• Brief
Set each record down exactly, excluding all images.
═══ Supplied records
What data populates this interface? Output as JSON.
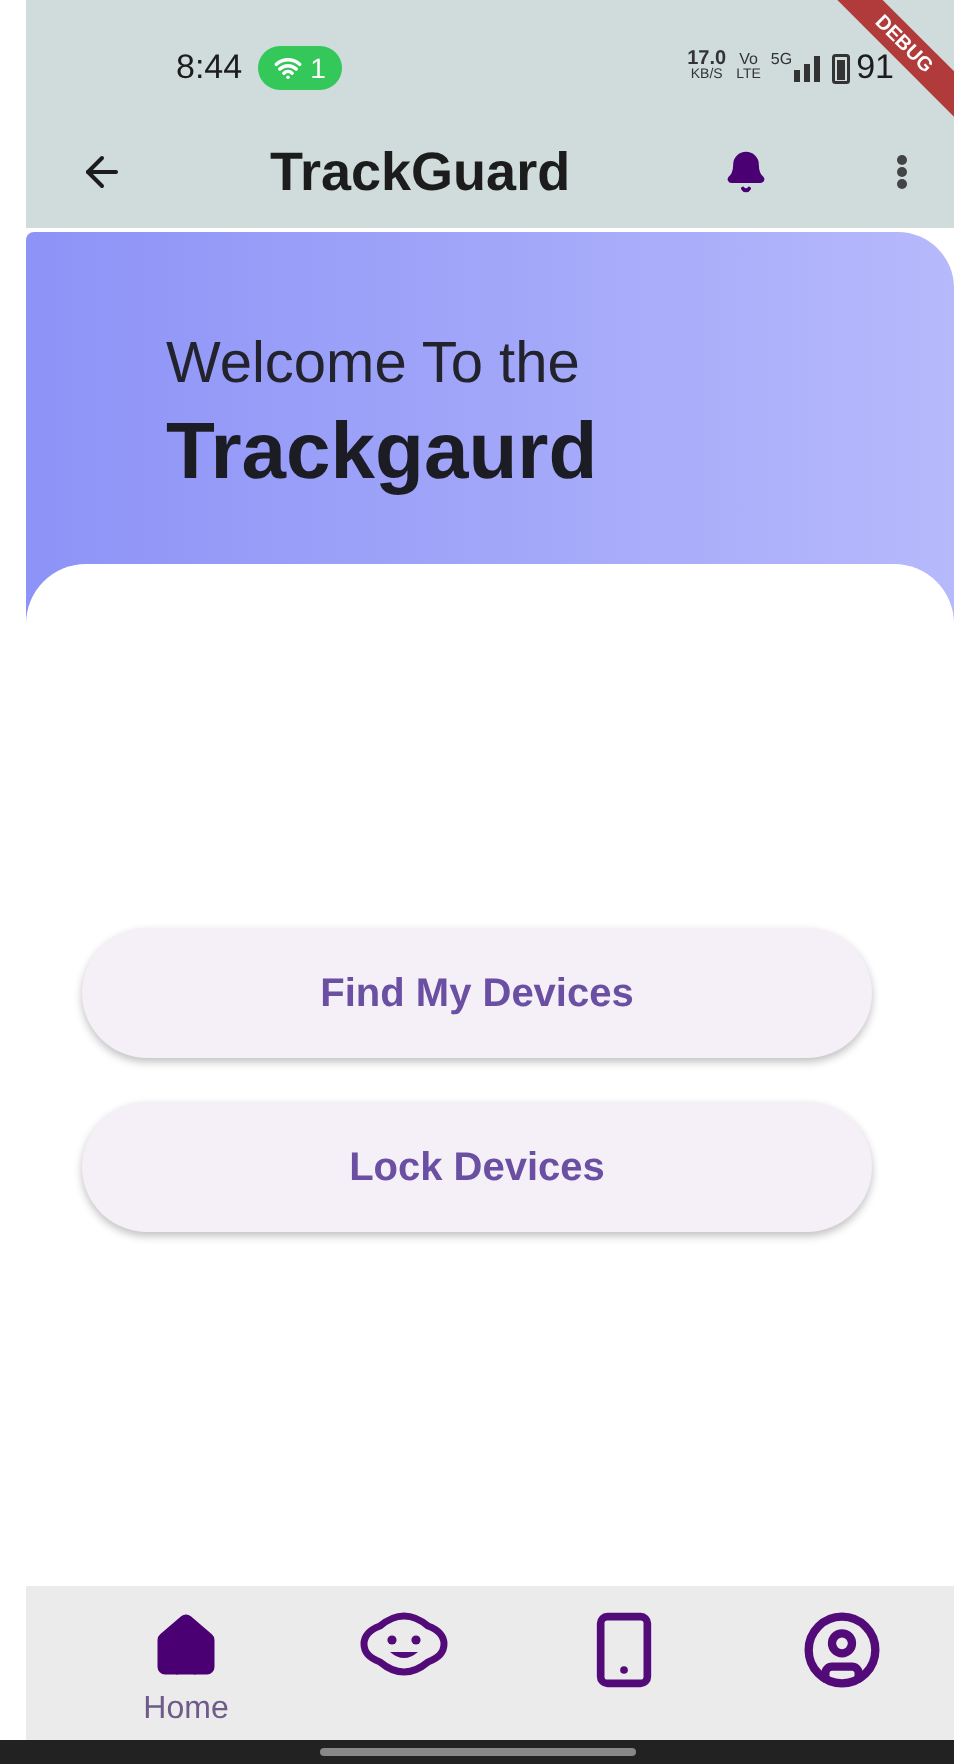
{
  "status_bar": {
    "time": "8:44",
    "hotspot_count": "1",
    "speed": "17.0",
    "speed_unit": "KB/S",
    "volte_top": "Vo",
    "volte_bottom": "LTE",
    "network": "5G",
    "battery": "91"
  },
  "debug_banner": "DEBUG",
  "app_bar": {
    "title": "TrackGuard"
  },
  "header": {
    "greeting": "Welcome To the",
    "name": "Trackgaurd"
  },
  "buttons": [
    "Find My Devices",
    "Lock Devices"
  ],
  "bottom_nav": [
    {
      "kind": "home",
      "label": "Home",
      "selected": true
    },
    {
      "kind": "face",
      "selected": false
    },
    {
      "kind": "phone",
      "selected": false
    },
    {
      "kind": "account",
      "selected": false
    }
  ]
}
══════
• Response to the exercise
What data populates this interface? Output as JSON.
{
  "status_bar": {
    "time": "8:44",
    "hotspot_count": "1",
    "speed": "17.0",
    "speed_unit": "KB/S",
    "volte_top": "Vo",
    "volte_bottom": "LTE",
    "network": "5G",
    "battery": "91"
  },
  "debug_banner": "DEBUG",
  "app_bar": {
    "title": "TrackGuard"
  },
  "header": {
    "greeting": "Welcome To the",
    "name": "Trackgaurd"
  },
  "buttons": [
    "Find My Devices",
    "Lock Devices"
  ],
  "bottom_nav": [
    {
      "kind": "home",
      "label": "Home",
      "selected": true
    },
    {
      "kind": "face",
      "selected": false
    },
    {
      "kind": "phone",
      "selected": false
    },
    {
      "kind": "account",
      "selected": false
    }
  ]
}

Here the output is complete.